● **Exercise aim**:
Without including any images, reproduce each entry exactly.

>> BEGIN Task inputs

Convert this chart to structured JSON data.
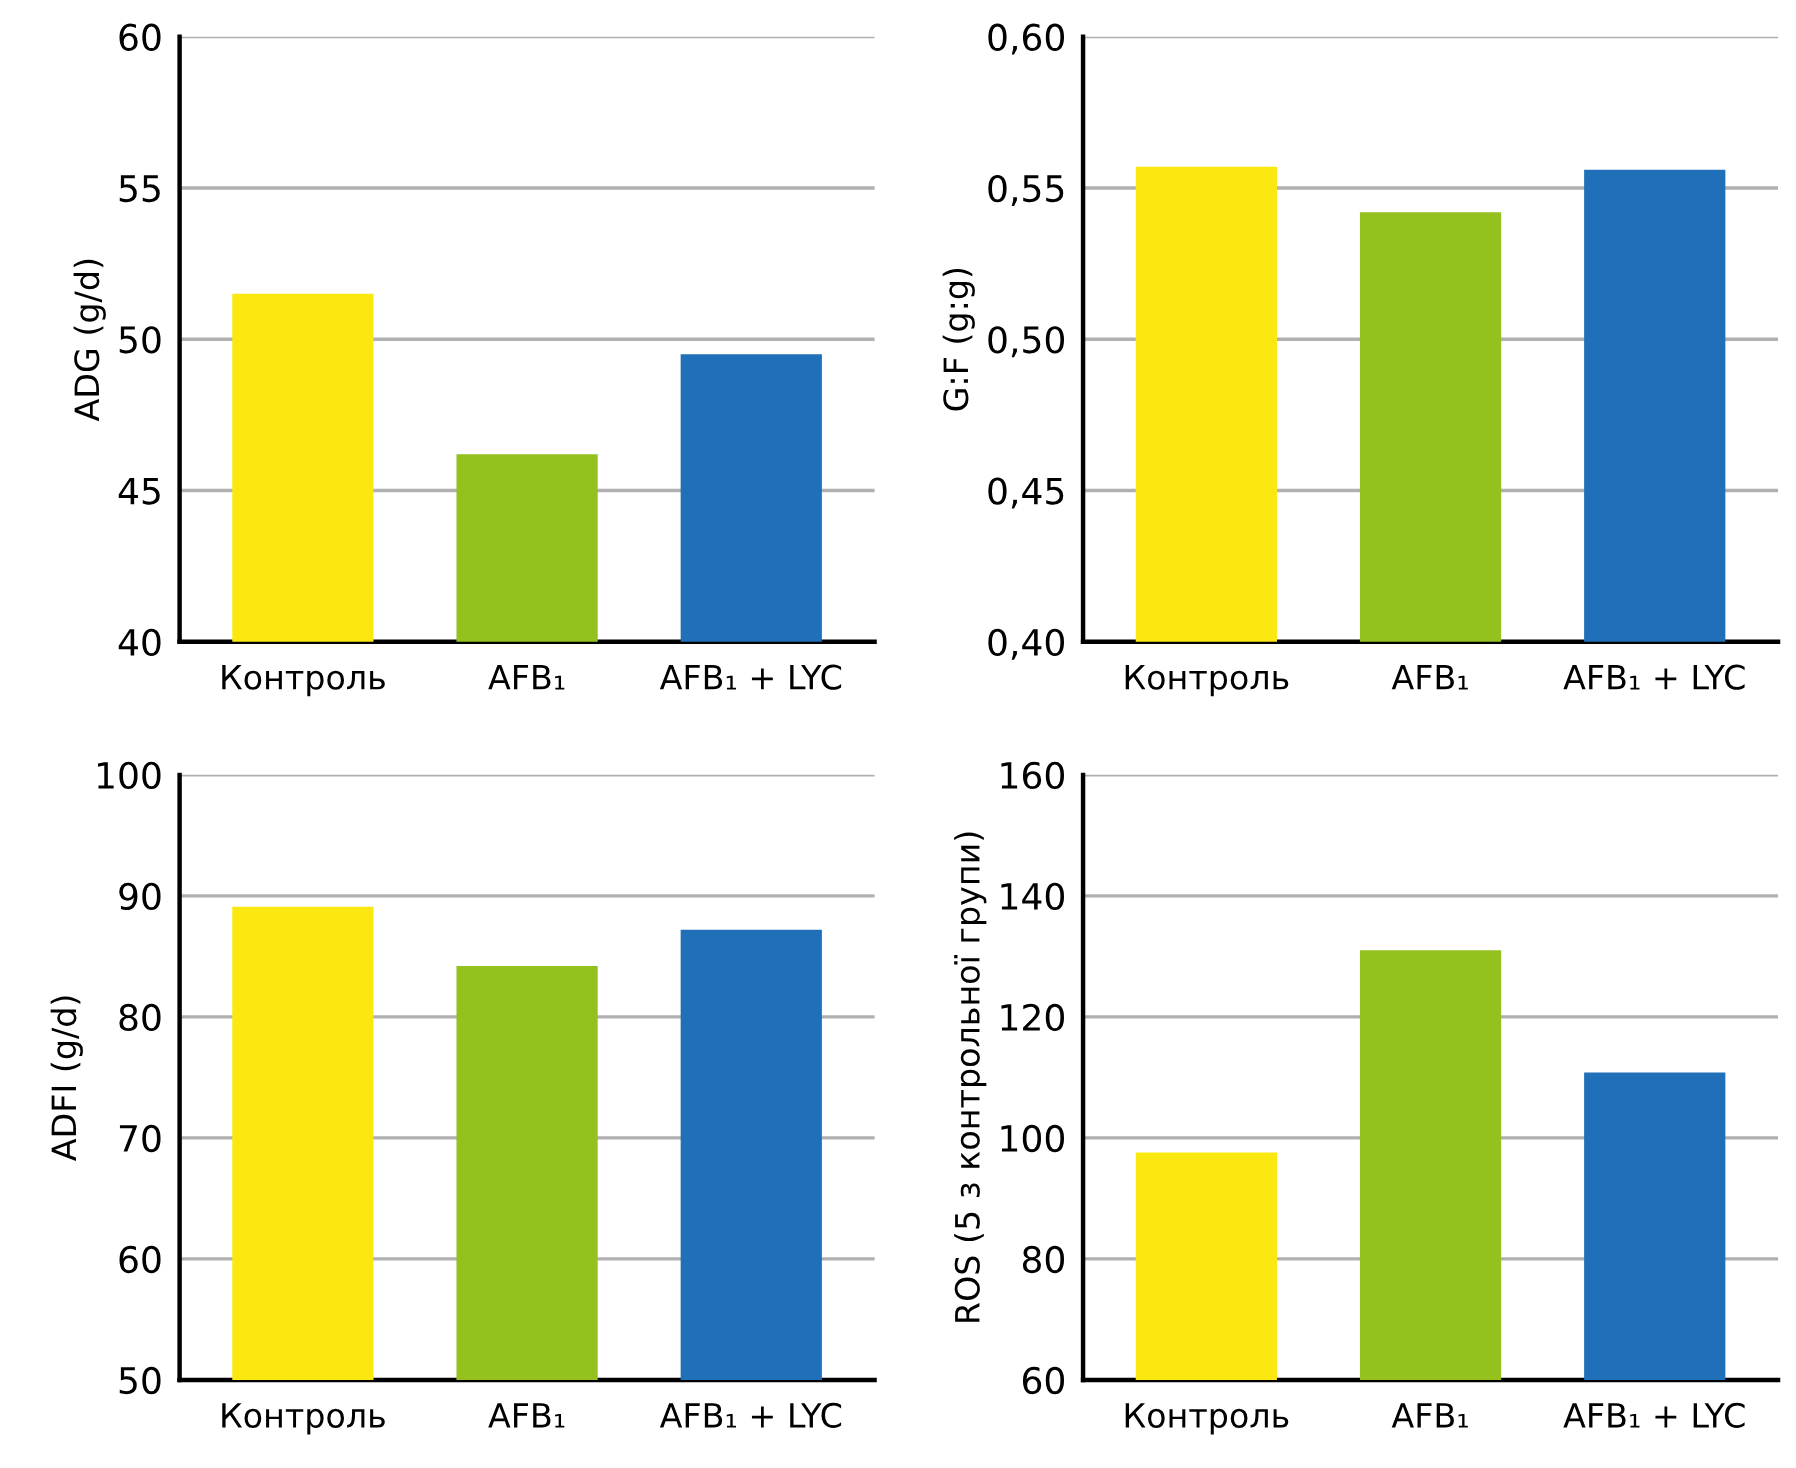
{
  "chart_data": [
    {
      "type": "bar",
      "ylabel": "ADG (g/d)",
      "categories": [
        "Контроль",
        "AFB₁",
        "AFB₁ + LYC"
      ],
      "values": [
        51.5,
        46.2,
        49.5
      ],
      "colors": [
        "#fce811",
        "#95c11f",
        "#1f70b8"
      ],
      "ylim": [
        40,
        60
      ],
      "yticks": [
        40,
        45,
        50,
        55,
        60
      ],
      "grid": "y",
      "legend": false
    },
    {
      "type": "bar",
      "ylabel": "G:F (g:g)",
      "categories": [
        "Контроль",
        "AFB₁",
        "AFB₁ + LYC"
      ],
      "values": [
        0.557,
        0.542,
        0.556
      ],
      "colors": [
        "#fce811",
        "#95c11f",
        "#1f70b8"
      ],
      "ylim": [
        0.4,
        0.6
      ],
      "yticks": [
        {
          "value": 0.4,
          "label": "0,40"
        },
        {
          "value": 0.45,
          "label": "0,45"
        },
        {
          "value": 0.5,
          "label": "0,50"
        },
        {
          "value": 0.55,
          "label": "0,55"
        },
        {
          "value": 0.6,
          "label": "0,60"
        }
      ],
      "grid": "y",
      "legend": false
    },
    {
      "type": "bar",
      "ylabel": "ADFI (g/d)",
      "categories": [
        "Контроль",
        "AFB₁",
        "AFB₁ + LYC"
      ],
      "values": [
        89.1,
        84.2,
        87.2
      ],
      "colors": [
        "#fce811",
        "#95c11f",
        "#1f70b8"
      ],
      "ylim": [
        50,
        100
      ],
      "yticks": [
        50,
        60,
        70,
        80,
        90,
        100
      ],
      "grid": "y",
      "legend": false
    },
    {
      "type": "bar",
      "ylabel": "ROS (5 з контрольної групи)",
      "categories": [
        "Контроль",
        "AFB₁",
        "AFB₁ + LYC"
      ],
      "values": [
        97.6,
        131,
        110.8
      ],
      "colors": [
        "#fce811",
        "#95c11f",
        "#1f70b8"
      ],
      "ylim": [
        60,
        160
      ],
      "yticks": [
        60,
        80,
        100,
        120,
        140,
        160
      ],
      "grid": "y",
      "legend": false
    }
  ]
}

>> END Task inputs

● **Complete answer**:
Convert this chart to structured JSON data.
{
  "chart_data": [
    {
      "type": "bar",
      "ylabel": "ADG (g/d)",
      "categories": [
        "Контроль",
        "AFB₁",
        "AFB₁ + LYC"
      ],
      "values": [
        51.5,
        46.2,
        49.5
      ],
      "colors": [
        "#fce811",
        "#95c11f",
        "#1f70b8"
      ],
      "ylim": [
        40,
        60
      ],
      "yticks": [
        40,
        45,
        50,
        55,
        60
      ],
      "grid": "y",
      "legend": false
    },
    {
      "type": "bar",
      "ylabel": "G:F (g:g)",
      "categories": [
        "Контроль",
        "AFB₁",
        "AFB₁ + LYC"
      ],
      "values": [
        0.557,
        0.542,
        0.556
      ],
      "colors": [
        "#fce811",
        "#95c11f",
        "#1f70b8"
      ],
      "ylim": [
        0.4,
        0.6
      ],
      "yticks": [
        {
          "value": 0.4,
          "label": "0,40"
        },
        {
          "value": 0.45,
          "label": "0,45"
        },
        {
          "value": 0.5,
          "label": "0,50"
        },
        {
          "value": 0.55,
          "label": "0,55"
        },
        {
          "value": 0.6,
          "label": "0,60"
        }
      ],
      "grid": "y",
      "legend": false
    },
    {
      "type": "bar",
      "ylabel": "ADFI (g/d)",
      "categories": [
        "Контроль",
        "AFB₁",
        "AFB₁ + LYC"
      ],
      "values": [
        89.1,
        84.2,
        87.2
      ],
      "colors": [
        "#fce811",
        "#95c11f",
        "#1f70b8"
      ],
      "ylim": [
        50,
        100
      ],
      "yticks": [
        50,
        60,
        70,
        80,
        90,
        100
      ],
      "grid": "y",
      "legend": false
    },
    {
      "type": "bar",
      "ylabel": "ROS (5 з контрольної групи)",
      "categories": [
        "Контроль",
        "AFB₁",
        "AFB₁ + LYC"
      ],
      "values": [
        97.6,
        131,
        110.8
      ],
      "colors": [
        "#fce811",
        "#95c11f",
        "#1f70b8"
      ],
      "ylim": [
        60,
        160
      ],
      "yticks": [
        60,
        80,
        100,
        120,
        140,
        160
      ],
      "grid": "y",
      "legend": false
    }
  ]
}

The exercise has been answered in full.